(What you need to do) Each entry below should be written out exactly as it is, with no pictures.

━━━ Supplied records

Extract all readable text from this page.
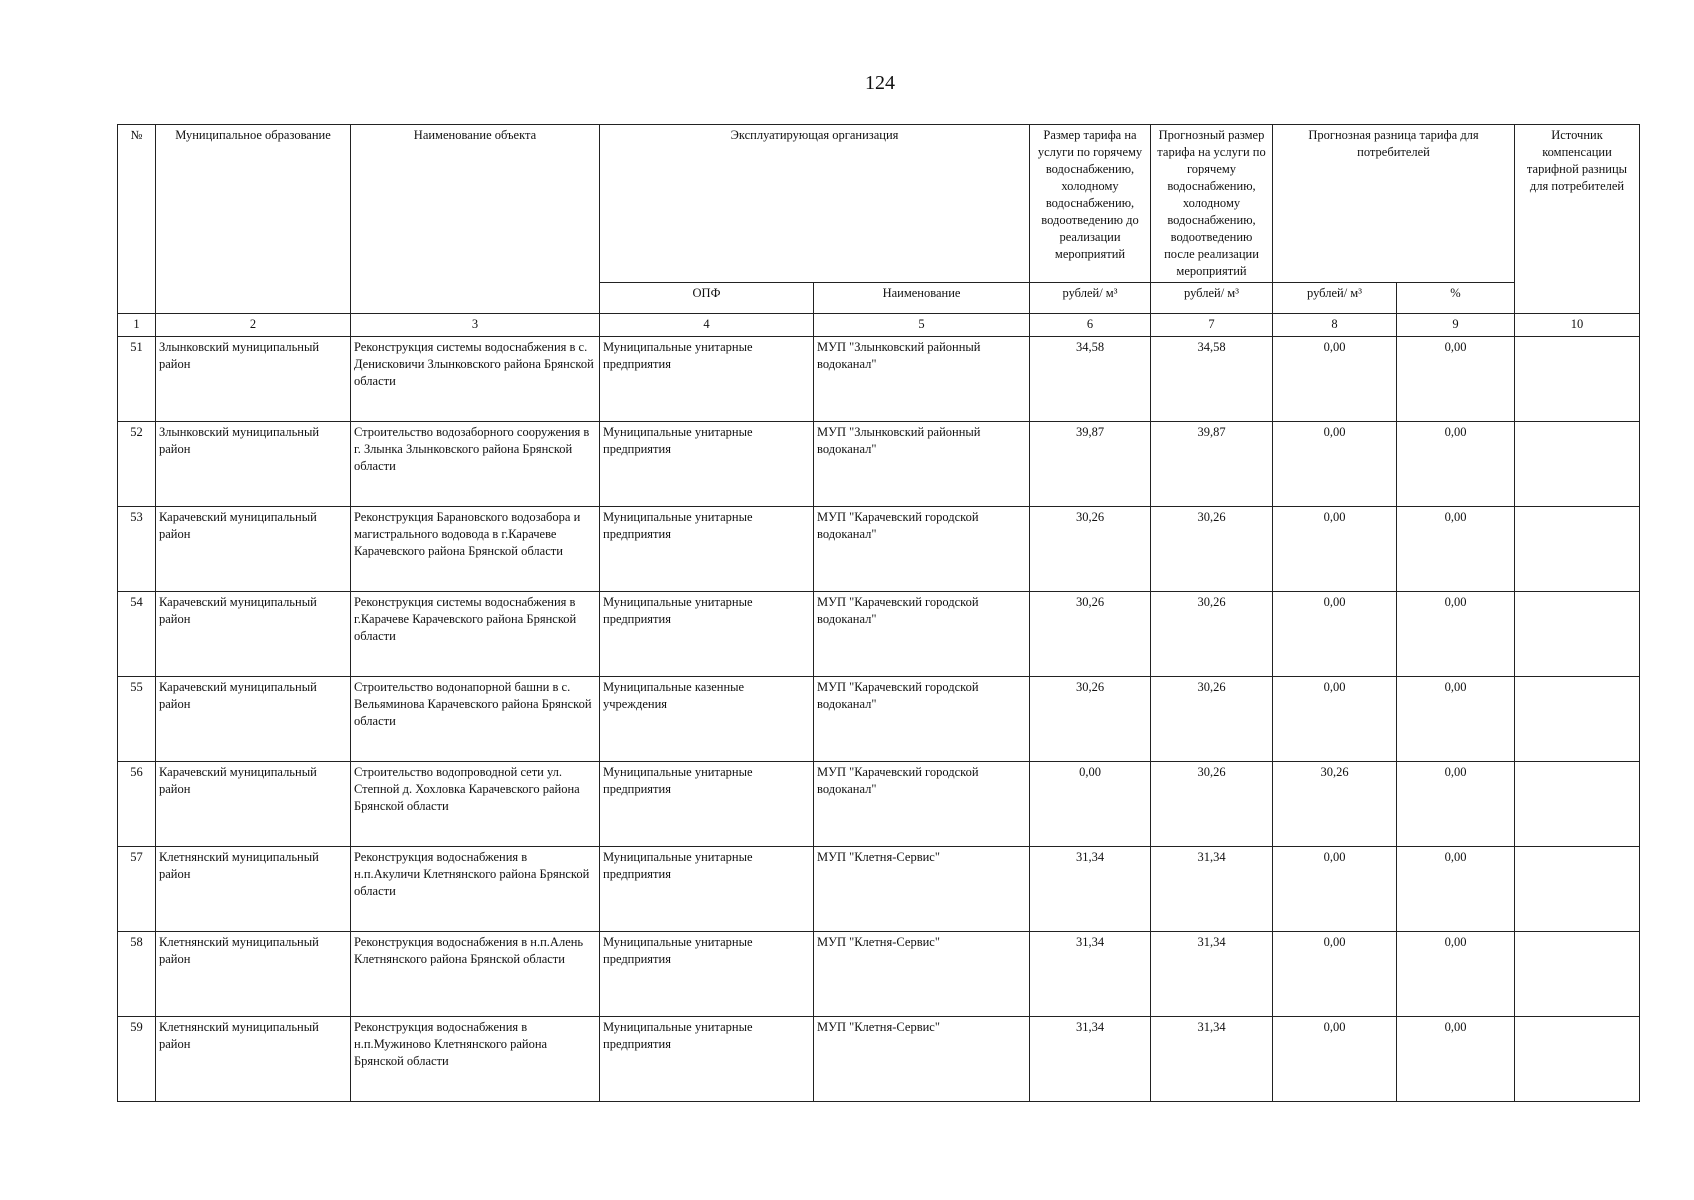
124
№	Муниципальное образование	Наименование объекта	Эксплуатирующая организация		Размер тарифа на услуги по горячему водоснабжению, холодному водоснабжению, водоотведению до реализации мероприятий	Прогнозный размер тарифа на услуги по горячему водоснабжению, холодному водоснабжению, водоотведению после реализации мероприятий	Прогнозная разница тарифа для потребителей		Источник компенсации тарифной разницы для потребителей
			ОПФ	Наименование	рублей/ м³	рублей/ м³	рублей/ м³	%	
1	2	3	4	5	6	7	8	9	10
51	Злынковский муниципальный район	Реконструкция системы водоснабжения в с. Денисковичи Злынковского района Брянской области	Муниципальные унитарные предприятия	МУП "Злынковский районный водоканал"	34,58	34,58	0,00	0,00	
52	Злынковский муниципальный район	Строительство водозаборного сооружения в г. Злынка Злынковского района Брянской области	Муниципальные унитарные предприятия	МУП "Злынковский районный водоканал"	39,87	39,87	0,00	0,00	
53	Карачевский муниципальный район	Реконструкция Барановского водозабора и магистрального водовода в г.Карачеве Карачевского района Брянской области	Муниципальные унитарные предприятия	МУП "Карачевский городской водоканал"	30,26	30,26	0,00	0,00	
54	Карачевский муниципальный район	Реконструкция системы водоснабжения в г.Карачеве Карачевского района Брянской области	Муниципальные унитарные предприятия	МУП "Карачевский городской водоканал"	30,26	30,26	0,00	0,00	
55	Карачевский муниципальный район	Строительство водонапорной башни в с. Вельяминова Карачевского района Брянской области	Муниципальные казенные учреждения	МУП "Карачевский городской водоканал"	30,26	30,26	0,00	0,00	
56	Карачевский муниципальный район	Строительство водопроводной сети ул. Степной д. Хохловка Карачевского района Брянской области	Муниципальные унитарные предприятия	МУП "Карачевский городской водоканал"	0,00	30,26	30,26	0,00	
57	Клетнянский муниципальный район	Реконструкция водоснабжения в н.п.Акуличи Клетнянского района Брянской области	Муниципальные унитарные предприятия	МУП "Клетня-Сервис"	31,34	31,34	0,00	0,00	
58	Клетнянский муниципальный район	Реконструкция водоснабжения в н.п.Алень Клетнянского района Брянской области	Муниципальные унитарные предприятия	МУП "Клетня-Сервис"	31,34	31,34	0,00	0,00	
59	Клетнянский муниципальный район	Реконструкция водоснабжения в н.п.Мужиново Клетнянского района Брянской области	Муниципальные унитарные предприятия	МУП "Клетня-Сервис"	31,34	31,34	0,00	0,00	
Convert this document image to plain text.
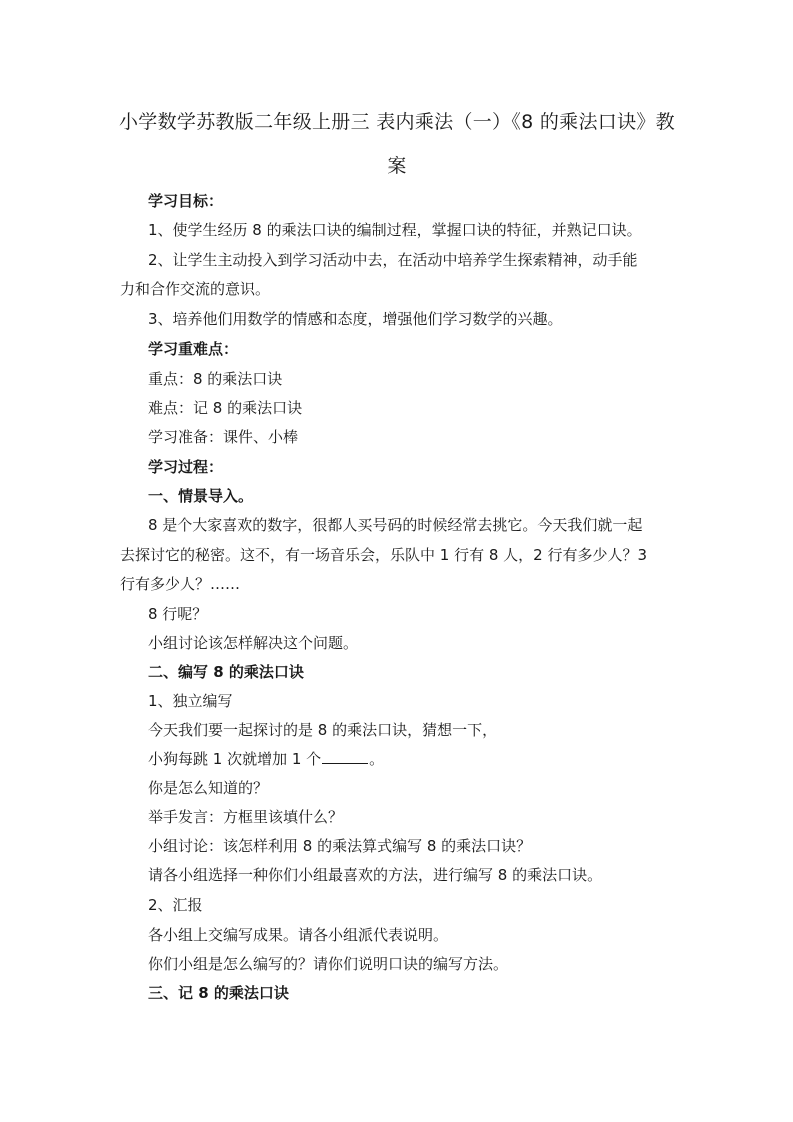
小学数学苏教版二年级上册三 表内乘法（一）《8 的乘法口诀》教
案
学习目标：
1、使学生经历 8 的乘法口诀的编制过程，掌握口诀的特征，并熟记口诀。
2、让学生主动投入到学习活动中去，在活动中培养学生探索精神，动手能
力和合作交流的意识。
3、培养他们用数学的情感和态度，增强他们学习数学的兴趣。
学习重难点：
重点：8 的乘法口诀
难点：记 8 的乘法口诀
学习准备：课件、小棒
学习过程：
一、情景导入。
8 是个大家喜欢的数字，很都人买号码的时候经常去挑它。今天我们就一起
去探讨它的秘密。这不，有一场音乐会，乐队中 1 行有 8 人，2 行有多少人？3
行有多少人？……
8 行呢？
小组讨论该怎样解决这个问题。
二、编写 8 的乘法口诀
1、独立编写
今天我们要一起探讨的是 8 的乘法口诀，猜想一下，
小狗每跳 1 次就增加 1 个	。
你是怎么知道的？
举手发言：方框里该填什么？
小组讨论：该怎样利用 8 的乘法算式编写 8 的乘法口诀？
请各小组选择一种你们小组最喜欢的方法，进行编写 8 的乘法口诀。
2、汇报
各小组上交编写成果。请各小组派代表说明。
你们小组是怎么编写的？请你们说明口诀的编写方法。
三、记 8 的乘法口诀
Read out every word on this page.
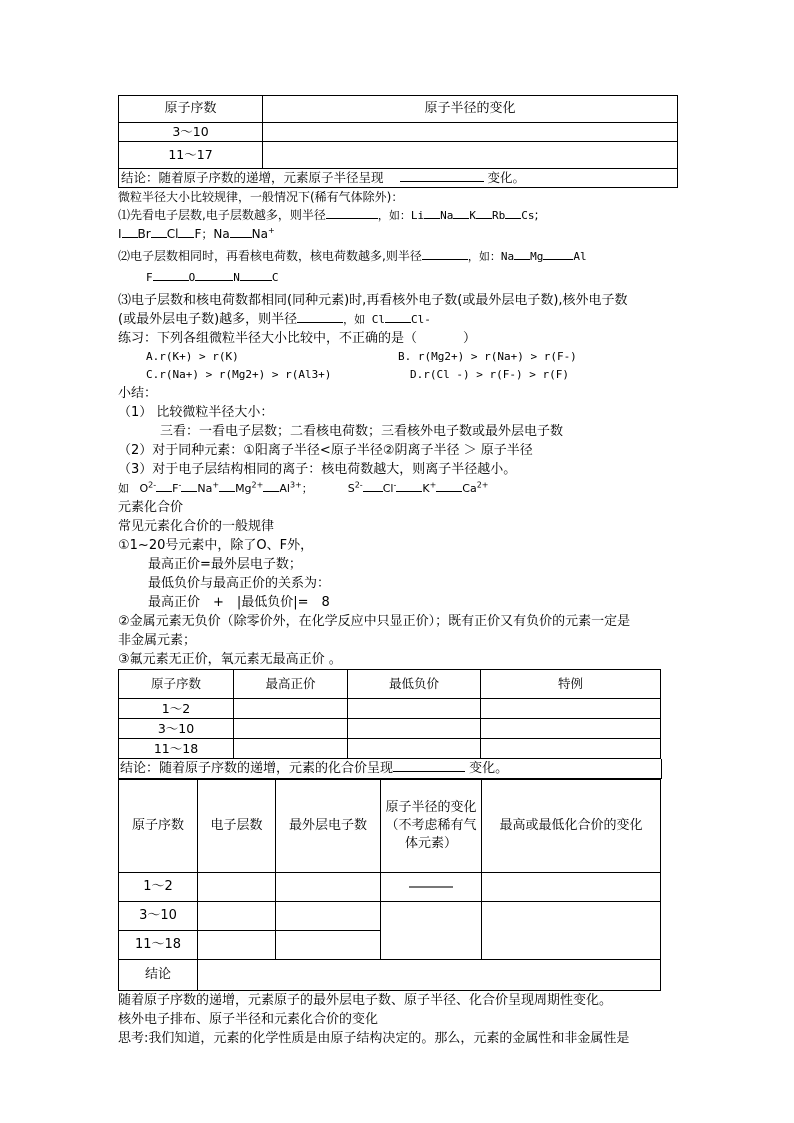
原子序数	原子半径的变化
3～10	
11～17	
结论：随着原子序数的递增，元素原子半径呈现 变化。	
微粒半径大小比较规律，一般情况下(稀有气体除外)：
⑴先看电子层数,电子层数越多，则半径	，如：Li Na K Rb Cs;
I Br Cl F；Na Na+
⑵电子层数相同时，再看核电荷数，核电荷数越多,则半径	，如：Na Mg	Al
F	O	N	C
⑶电子层数和核电荷数都相同(同种元素)时,再看核外电子数(或最外层电子数),核外电子数
(或最外层电子数)越多，则半径	，如 Cl Cl-
练习：下列各组微粒半径大小比较中，不正确的是（	）
A.r(K+) > r(K)	B. r(Mg2+) > r(Na+) > r(F-)
C.r(Na+) > r(Mg2+) > r(Al3+)	D.r(Cl -) > r(F-) > r(F)
小结：
（1） 比较微粒半径大小：
三看：一看电子层数；二看核电荷数；三看核外电子数或最外层电子数
（2）对于同种元素：①阳离子半径<原子半径②阴离子半径 ＞ 原子半径
（3）对于电子层结构相同的离子：核电荷数越大，则离子半径越小。
如 $O^{2-}$ F- Na+ $Mg^{2+}$ $Al^{3+}$；	$S^{2-}$ Cl- K+ $Ca^{2+}$
元素化合价
常见元素化合价的一般规律
①1~20号元素中，除了O、F外，
最高正价=最外层电子数；
最低负价与最高正价的关系为：
最高正价　+　|最低负价|=　8
②金属元素无负价（除零价外，在化学反应中只显正价）；既有正价又有负价的元素一定是
非金属元素；
③氟元素无正价，氧元素无最高正价 。
原子序数	最高正价	最低负价	特例
1～2			
3～10			
11～18			
结论：随着原子序数的递增，元素的化合价呈现	变化。
原子序数	电子层数	最外层电子数	原子半径的变化（不考虑稀有气体元素）	最高或最低化合价的变化
1～2				
3～10				
11～18				
结论				
随着原子序数的递增，元素原子的最外层电子数、原子半径、化合价呈现周期性变化。
核外电子排布、原子半径和元素化合价的变化
思考:我们知道，元素的化学性质是由原子结构决定的。那么，元素的金属性和非金属性是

━━━━━━

(Answer below)
Extract all readable text from this page.
124
№	Муниципальное образование	Наименование объекта	Эксплуатирующая организация		Размер тарифа на услуги по горячему водоснабжению, холодному водоснабжению, водоотведению до реализации мероприятий	Прогнозный размер тарифа на услуги по горячему водоснабжению, холодному водоснабжению, водоотведению после реализации мероприятий	Прогнозная разница тарифа для потребителей		Источник компенсации тарифной разницы для потребителей
			ОПФ	Наименование	рублей/ м³	рублей/ м³	рублей/ м³	%	
1	2	3	4	5	6	7	8	9	10
51	Злынковский муниципальный район	Реконструкция системы водоснабжения в с. Денисковичи Злынковского района Брянской области	Муниципальные унитарные предприятия	МУП "Злынковский районный водоканал"	34,58	34,58	0,00	0,00	
52	Злынковский муниципальный район	Строительство водозаборного сооружения в г. Злынка Злынковского района Брянской области	Муниципальные унитарные предприятия	МУП "Злынковский районный водоканал"	39,87	39,87	0,00	0,00	
53	Карачевский муниципальный район	Реконструкция Барановского водозабора и магистрального водовода в г.Карачеве Карачевского района Брянской области	Муниципальные унитарные предприятия	МУП "Карачевский городской водоканал"	30,26	30,26	0,00	0,00	
54	Карачевский муниципальный район	Реконструкция системы водоснабжения в г.Карачеве Карачевского района Брянской области	Муниципальные унитарные предприятия	МУП "Карачевский городской водоканал"	30,26	30,26	0,00	0,00	
55	Карачевский муниципальный район	Строительство водонапорной башни в с. Вельяминова Карачевского района Брянской области	Муниципальные казенные учреждения	МУП "Карачевский городской водоканал"	30,26	30,26	0,00	0,00	
56	Карачевский муниципальный район	Строительство водопроводной сети ул. Степной д. Хохловка Карачевского района Брянской области	Муниципальные унитарные предприятия	МУП "Карачевский городской водоканал"	0,00	30,26	30,26	0,00	
57	Клетнянский муниципальный район	Реконструкция водоснабжения в н.п.Акуличи Клетнянского района Брянской области	Муниципальные унитарные предприятия	МУП "Клетня-Сервис"	31,34	31,34	0,00	0,00	
58	Клетнянский муниципальный район	Реконструкция водоснабжения в н.п.Алень Клетнянского района Брянской области	Муниципальные унитарные предприятия	МУП "Клетня-Сервис"	31,34	31,34	0,00	0,00	
59	Клетнянский муниципальный район	Реконструкция водоснабжения в н.п.Мужиново Клетнянского района Брянской области	Муниципальные унитарные предприятия	МУП "Клетня-Сервис"	31,34	31,34	0,00	0,00	
Convert this document image to plain text.
小学数学苏教版二年级上册三 表内乘法（一）《8 的乘法口诀》教
案
学习目标：
1、使学生经历 8 的乘法口诀的编制过程，掌握口诀的特征，并熟记口诀。
2、让学生主动投入到学习活动中去，在活动中培养学生探索精神，动手能
力和合作交流的意识。
3、培养他们用数学的情感和态度，增强他们学习数学的兴趣。
学习重难点：
重点：8 的乘法口诀
难点：记 8 的乘法口诀
学习准备：课件、小棒
学习过程：
一、情景导入。
8 是个大家喜欢的数字，很都人买号码的时候经常去挑它。今天我们就一起
去探讨它的秘密。这不，有一场音乐会，乐队中 1 行有 8 人，2 行有多少人？3
行有多少人？……
8 行呢？
小组讨论该怎样解决这个问题。
二、编写 8 的乘法口诀
1、独立编写
今天我们要一起探讨的是 8 的乘法口诀，猜想一下，
小狗每跳 1 次就增加 1 个	。
你是怎么知道的？
举手发言：方框里该填什么？
小组讨论：该怎样利用 8 的乘法算式编写 8 的乘法口诀？
请各小组选择一种你们小组最喜欢的方法，进行编写 8 的乘法口诀。
2、汇报
各小组上交编写成果。请各小组派代表说明。
你们小组是怎么编写的？请你们说明口诀的编写方法。
三、记 8 的乘法口诀
Read out every word on this page.
原子序数	原子半径的变化
3～10	
11～17	
结论：随着原子序数的递增，元素原子半径呈现 变化。	
微粒半径大小比较规律，一般情况下(稀有气体除外)：
⑴先看电子层数,电子层数越多，则半径	，如：Li Na K Rb Cs;
I Br Cl F；Na Na+
⑵电子层数相同时，再看核电荷数，核电荷数越多,则半径	，如：Na Mg	Al
F	O	N	C
⑶电子层数和核电荷数都相同(同种元素)时,再看核外电子数(或最外层电子数),核外电子数
(或最外层电子数)越多，则半径	，如 Cl Cl-
练习：下列各组微粒半径大小比较中，不正确的是（	）
A.r(K+) > r(K)	B. r(Mg2+) > r(Na+) > r(F-)
C.r(Na+) > r(Mg2+) > r(Al3+)	D.r(Cl -) > r(F-) > r(F)
小结：
（1） 比较微粒半径大小：
三看：一看电子层数；二看核电荷数；三看核外电子数或最外层电子数
（2）对于同种元素：①阳离子半径<原子半径②阴离子半径 ＞ 原子半径
（3）对于电子层结构相同的离子：核电荷数越大，则离子半径越小。
如 $O^{2-}$ F- Na+ $Mg^{2+}$ $Al^{3+}$；	$S^{2-}$ Cl- K+ $Ca^{2+}$
元素化合价
常见元素化合价的一般规律
①1~20号元素中，除了O、F外，
最高正价=最外层电子数；
最低负价与最高正价的关系为：
最高正价　+　|最低负价|=　8
②金属元素无负价（除零价外，在化学反应中只显正价）；既有正价又有负价的元素一定是
非金属元素；
③氟元素无正价，氧元素无最高正价 。
原子序数	最高正价	最低负价	特例
1～2			
3～10			
11～18			
结论：随着原子序数的递增，元素的化合价呈现	变化。
原子序数	电子层数	最外层电子数	原子半径的变化（不考虑稀有气体元素）	最高或最低化合价的变化
1～2				
3～10				
11～18				
结论				
随着原子序数的递增，元素原子的最外层电子数、原子半径、化合价呈现周期性变化。
核外电子排布、原子半径和元素化合价的变化
思考:我们知道，元素的化学性质是由原子结构决定的。那么，元素的金属性和非金属性是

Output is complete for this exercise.